[Records]
** BEGIN **

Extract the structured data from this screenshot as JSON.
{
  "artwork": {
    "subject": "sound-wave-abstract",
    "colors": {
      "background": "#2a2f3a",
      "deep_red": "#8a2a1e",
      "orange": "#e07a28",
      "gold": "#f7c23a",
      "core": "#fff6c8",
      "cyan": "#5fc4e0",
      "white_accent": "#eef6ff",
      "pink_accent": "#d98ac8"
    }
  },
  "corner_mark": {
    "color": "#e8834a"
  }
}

** END **

◆ **Problem to work on**
Print the listing above in full, exactly as it is.

◆ **Task output**
Extract the structured data from this screenshot as JSON.
{
  "artwork": {
    "subject": "sound-wave-abstract",
    "colors": {
      "background": "#2a2f3a",
      "deep_red": "#8a2a1e",
      "orange": "#e07a28",
      "gold": "#f7c23a",
      "core": "#fff6c8",
      "cyan": "#5fc4e0",
      "white_accent": "#eef6ff",
      "pink_accent": "#d98ac8"
    }
  },
  "corner_mark": {
    "color": "#e8834a"
  }
}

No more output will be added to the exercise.